### Exercise directions
The records that follow must be reproduced in full, exactly as written.

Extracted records
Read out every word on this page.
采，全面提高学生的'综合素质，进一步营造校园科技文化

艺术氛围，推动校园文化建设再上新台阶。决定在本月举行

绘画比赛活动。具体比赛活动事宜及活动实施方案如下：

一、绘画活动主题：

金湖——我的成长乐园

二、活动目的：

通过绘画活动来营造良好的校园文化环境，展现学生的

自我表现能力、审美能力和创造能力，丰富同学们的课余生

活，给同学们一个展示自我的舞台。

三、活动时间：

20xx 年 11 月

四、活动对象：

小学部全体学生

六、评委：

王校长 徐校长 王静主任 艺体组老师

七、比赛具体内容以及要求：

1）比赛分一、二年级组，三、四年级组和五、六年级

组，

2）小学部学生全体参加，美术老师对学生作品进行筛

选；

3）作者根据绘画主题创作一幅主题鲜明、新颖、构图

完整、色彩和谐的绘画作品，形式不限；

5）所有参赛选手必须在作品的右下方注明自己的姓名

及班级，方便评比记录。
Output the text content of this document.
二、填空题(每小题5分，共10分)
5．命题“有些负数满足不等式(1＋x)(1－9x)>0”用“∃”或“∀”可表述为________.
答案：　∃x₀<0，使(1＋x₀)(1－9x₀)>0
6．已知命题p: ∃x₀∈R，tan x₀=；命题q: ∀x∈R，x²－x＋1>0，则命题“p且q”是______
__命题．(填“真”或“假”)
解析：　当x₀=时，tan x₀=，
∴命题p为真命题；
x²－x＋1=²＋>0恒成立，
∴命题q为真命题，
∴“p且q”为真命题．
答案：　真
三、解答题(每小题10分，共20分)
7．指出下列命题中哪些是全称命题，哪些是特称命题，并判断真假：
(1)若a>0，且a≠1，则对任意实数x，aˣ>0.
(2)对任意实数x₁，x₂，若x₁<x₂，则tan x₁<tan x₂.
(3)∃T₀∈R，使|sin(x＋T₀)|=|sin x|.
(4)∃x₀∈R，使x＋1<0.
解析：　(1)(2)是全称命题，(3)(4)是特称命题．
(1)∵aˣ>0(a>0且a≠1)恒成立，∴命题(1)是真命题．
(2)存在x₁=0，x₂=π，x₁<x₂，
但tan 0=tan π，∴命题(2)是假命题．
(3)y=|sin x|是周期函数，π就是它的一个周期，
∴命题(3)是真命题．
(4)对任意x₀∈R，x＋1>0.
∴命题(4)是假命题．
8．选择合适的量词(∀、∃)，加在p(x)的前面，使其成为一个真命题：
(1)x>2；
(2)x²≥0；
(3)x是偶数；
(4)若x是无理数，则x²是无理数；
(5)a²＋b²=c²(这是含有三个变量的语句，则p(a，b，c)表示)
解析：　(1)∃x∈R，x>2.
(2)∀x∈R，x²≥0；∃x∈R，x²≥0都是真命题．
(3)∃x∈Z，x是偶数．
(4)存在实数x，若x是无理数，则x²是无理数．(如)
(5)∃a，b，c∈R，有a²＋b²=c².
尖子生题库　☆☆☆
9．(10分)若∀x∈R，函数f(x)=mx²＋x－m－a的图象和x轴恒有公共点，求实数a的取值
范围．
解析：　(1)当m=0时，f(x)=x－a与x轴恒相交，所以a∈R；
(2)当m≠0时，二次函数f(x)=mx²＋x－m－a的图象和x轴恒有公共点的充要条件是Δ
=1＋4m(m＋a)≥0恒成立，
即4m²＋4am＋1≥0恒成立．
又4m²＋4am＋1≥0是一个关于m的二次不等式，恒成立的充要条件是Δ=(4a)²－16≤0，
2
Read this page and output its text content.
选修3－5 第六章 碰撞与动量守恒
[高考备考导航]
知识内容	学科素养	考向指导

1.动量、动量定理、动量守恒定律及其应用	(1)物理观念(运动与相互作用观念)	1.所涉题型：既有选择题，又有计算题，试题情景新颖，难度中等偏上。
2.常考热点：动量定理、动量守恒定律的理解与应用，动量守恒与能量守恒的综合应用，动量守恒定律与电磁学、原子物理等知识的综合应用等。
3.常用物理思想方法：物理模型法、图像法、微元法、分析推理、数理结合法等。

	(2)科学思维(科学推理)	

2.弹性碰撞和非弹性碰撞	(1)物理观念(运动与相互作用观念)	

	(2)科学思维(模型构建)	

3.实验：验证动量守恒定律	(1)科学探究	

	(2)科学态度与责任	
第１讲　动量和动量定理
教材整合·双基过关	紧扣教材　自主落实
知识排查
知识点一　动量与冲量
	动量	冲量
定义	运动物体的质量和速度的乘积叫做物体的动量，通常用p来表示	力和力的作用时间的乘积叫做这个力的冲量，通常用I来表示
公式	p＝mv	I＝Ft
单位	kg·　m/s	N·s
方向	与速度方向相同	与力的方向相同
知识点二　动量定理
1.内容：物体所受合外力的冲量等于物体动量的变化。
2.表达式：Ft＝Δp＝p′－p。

### Output for this exercise
Read out every word on this page.
采，全面提高学生的'综合素质，进一步营造校园科技文化

艺术氛围，推动校园文化建设再上新台阶。决定在本月举行

绘画比赛活动。具体比赛活动事宜及活动实施方案如下：

一、绘画活动主题：

金湖——我的成长乐园

二、活动目的：

通过绘画活动来营造良好的校园文化环境，展现学生的

自我表现能力、审美能力和创造能力，丰富同学们的课余生

活，给同学们一个展示自我的舞台。

三、活动时间：

20xx 年 11 月

四、活动对象：

小学部全体学生

六、评委：

王校长 徐校长 王静主任 艺体组老师

七、比赛具体内容以及要求：

1）比赛分一、二年级组，三、四年级组和五、六年级

组，

2）小学部学生全体参加，美术老师对学生作品进行筛

选；

3）作者根据绘画主题创作一幅主题鲜明、新颖、构图

完整、色彩和谐的绘画作品，形式不限；

5）所有参赛选手必须在作品的右下方注明自己的姓名

及班级，方便评比记录。
Output the text content of this document.
二、填空题(每小题5分，共10分)
5．命题“有些负数满足不等式(1＋x)(1－9x)>0”用“∃”或“∀”可表述为________.
答案：　∃x₀<0，使(1＋x₀)(1－9x₀)>0
6．已知命题p: ∃x₀∈R，tan x₀=；命题q: ∀x∈R，x²－x＋1>0，则命题“p且q”是______
__命题．(填“真”或“假”)
解析：　当x₀=时，tan x₀=，
∴命题p为真命题；
x²－x＋1=²＋>0恒成立，
∴命题q为真命题，
∴“p且q”为真命题．
答案：　真
三、解答题(每小题10分，共20分)
7．指出下列命题中哪些是全称命题，哪些是特称命题，并判断真假：
(1)若a>0，且a≠1，则对任意实数x，aˣ>0.
(2)对任意实数x₁，x₂，若x₁<x₂，则tan x₁<tan x₂.
(3)∃T₀∈R，使|sin(x＋T₀)|=|sin x|.
(4)∃x₀∈R，使x＋1<0.
解析：　(1)(2)是全称命题，(3)(4)是特称命题．
(1)∵aˣ>0(a>0且a≠1)恒成立，∴命题(1)是真命题．
(2)存在x₁=0，x₂=π，x₁<x₂，
但tan 0=tan π，∴命题(2)是假命题．
(3)y=|sin x|是周期函数，π就是它的一个周期，
∴命题(3)是真命题．
(4)对任意x₀∈R，x＋1>0.
∴命题(4)是假命题．
8．选择合适的量词(∀、∃)，加在p(x)的前面，使其成为一个真命题：
(1)x>2；
(2)x²≥0；
(3)x是偶数；
(4)若x是无理数，则x²是无理数；
(5)a²＋b²=c²(这是含有三个变量的语句，则p(a，b，c)表示)
解析：　(1)∃x∈R，x>2.
(2)∀x∈R，x²≥0；∃x∈R，x²≥0都是真命题．
(3)∃x∈Z，x是偶数．
(4)存在实数x，若x是无理数，则x²是无理数．(如)
(5)∃a，b，c∈R，有a²＋b²=c².
尖子生题库　☆☆☆
9．(10分)若∀x∈R，函数f(x)=mx²＋x－m－a的图象和x轴恒有公共点，求实数a的取值
范围．
解析：　(1)当m=0时，f(x)=x－a与x轴恒相交，所以a∈R；
(2)当m≠0时，二次函数f(x)=mx²＋x－m－a的图象和x轴恒有公共点的充要条件是Δ
=1＋4m(m＋a)≥0恒成立，
即4m²＋4am＋1≥0恒成立．
又4m²＋4am＋1≥0是一个关于m的二次不等式，恒成立的充要条件是Δ=(4a)²－16≤0，
2
Read this page and output its text content.
选修3－5 第六章 碰撞与动量守恒
[高考备考导航]
知识内容	学科素养	考向指导

1.动量、动量定理、动量守恒定律及其应用	(1)物理观念(运动与相互作用观念)	1.所涉题型：既有选择题，又有计算题，试题情景新颖，难度中等偏上。
2.常考热点：动量定理、动量守恒定律的理解与应用，动量守恒与能量守恒的综合应用，动量守恒定律与电磁学、原子物理等知识的综合应用等。
3.常用物理思想方法：物理模型法、图像法、微元法、分析推理、数理结合法等。

	(2)科学思维(科学推理)	

2.弹性碰撞和非弹性碰撞	(1)物理观念(运动与相互作用观念)	

	(2)科学思维(模型构建)	

3.实验：验证动量守恒定律	(1)科学探究	

	(2)科学态度与责任	
第１讲　动量和动量定理
教材整合·双基过关	紧扣教材　自主落实
知识排查
知识点一　动量与冲量
	动量	冲量
定义	运动物体的质量和速度的乘积叫做物体的动量，通常用p来表示	力和力的作用时间的乘积叫做这个力的冲量，通常用I来表示
公式	p＝mv	I＝Ft
单位	kg·　m/s	N·s
方向	与速度方向相同	与力的方向相同
知识点二　动量定理
1.内容：物体所受合外力的冲量等于物体动量的变化。
2.表达式：Ft＝Δp＝p′－p。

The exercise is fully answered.